_Written instruction_
Quote the records in full and leave their pictures out.
++++++++++
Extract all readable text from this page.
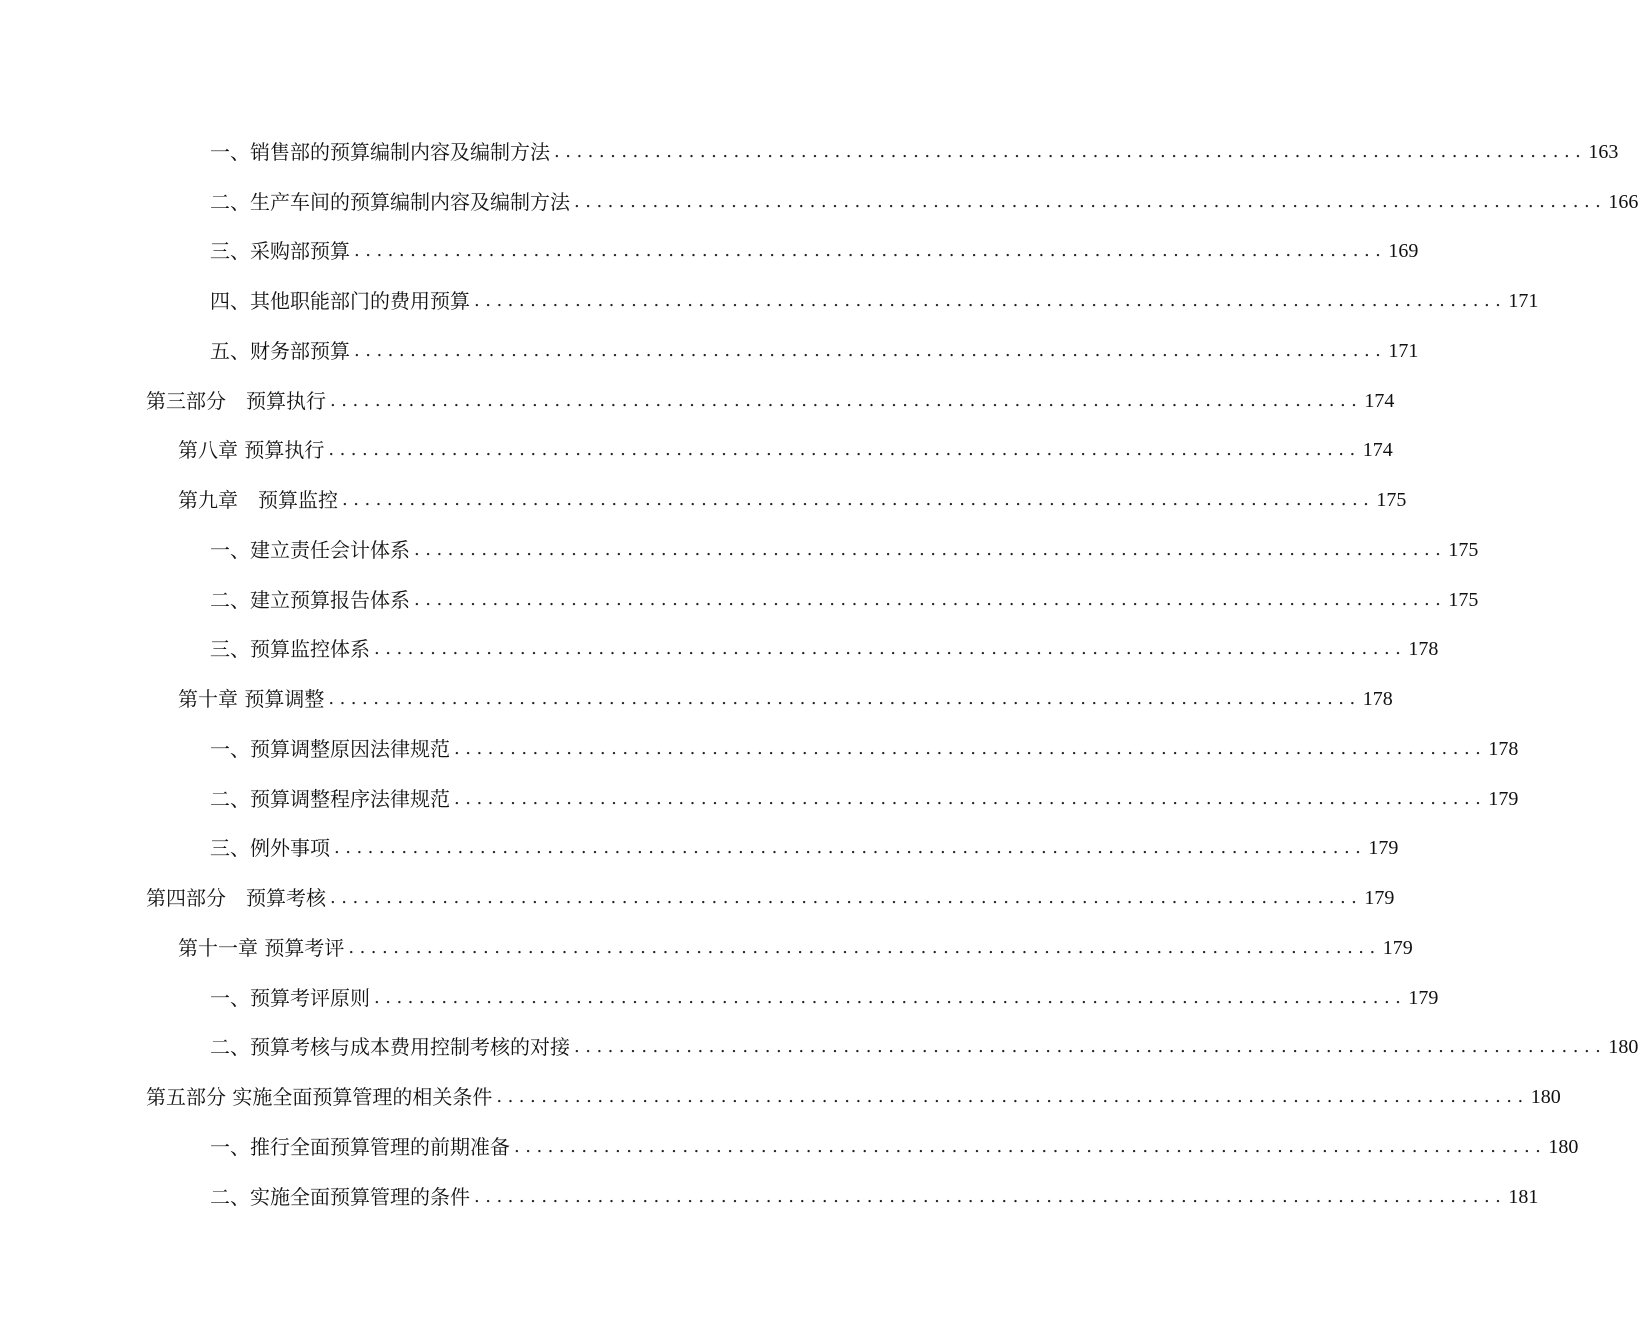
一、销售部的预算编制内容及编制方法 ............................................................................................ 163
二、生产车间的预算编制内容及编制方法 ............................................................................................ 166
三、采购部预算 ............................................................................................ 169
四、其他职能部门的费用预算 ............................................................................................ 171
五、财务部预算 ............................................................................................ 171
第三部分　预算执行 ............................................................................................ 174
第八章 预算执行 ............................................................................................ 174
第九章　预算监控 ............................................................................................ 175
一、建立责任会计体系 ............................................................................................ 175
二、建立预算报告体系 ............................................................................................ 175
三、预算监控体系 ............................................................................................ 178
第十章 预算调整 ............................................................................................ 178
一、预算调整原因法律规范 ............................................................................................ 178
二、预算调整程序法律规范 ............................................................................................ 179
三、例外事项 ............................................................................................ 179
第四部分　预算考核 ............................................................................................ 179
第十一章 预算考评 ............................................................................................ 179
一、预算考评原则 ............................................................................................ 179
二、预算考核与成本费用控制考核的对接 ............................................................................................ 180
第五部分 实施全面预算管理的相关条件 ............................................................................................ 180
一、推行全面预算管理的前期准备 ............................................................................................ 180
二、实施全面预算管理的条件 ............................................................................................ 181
++++++++++
_Response to this task_
Extract all readable text from this page.
一、销售部的预算编制内容及编制方法 ............................................................................................ 163
二、生产车间的预算编制内容及编制方法 ............................................................................................ 166
三、采购部预算 ............................................................................................ 169
四、其他职能部门的费用预算 ............................................................................................ 171
五、财务部预算 ............................................................................................ 171
第三部分　预算执行 ............................................................................................ 174
第八章 预算执行 ............................................................................................ 174
第九章　预算监控 ............................................................................................ 175
一、建立责任会计体系 ............................................................................................ 175
二、建立预算报告体系 ............................................................................................ 175
三、预算监控体系 ............................................................................................ 178
第十章 预算调整 ............................................................................................ 178
一、预算调整原因法律规范 ............................................................................................ 178
二、预算调整程序法律规范 ............................................................................................ 179
三、例外事项 ............................................................................................ 179
第四部分　预算考核 ............................................................................................ 179
第十一章 预算考评 ............................................................................................ 179
一、预算考评原则 ............................................................................................ 179
二、预算考核与成本费用控制考核的对接 ............................................................................................ 180
第五部分 实施全面预算管理的相关条件 ............................................................................................ 180
一、推行全面预算管理的前期准备 ............................................................................................ 180
二、实施全面预算管理的条件 ............................................................................................ 181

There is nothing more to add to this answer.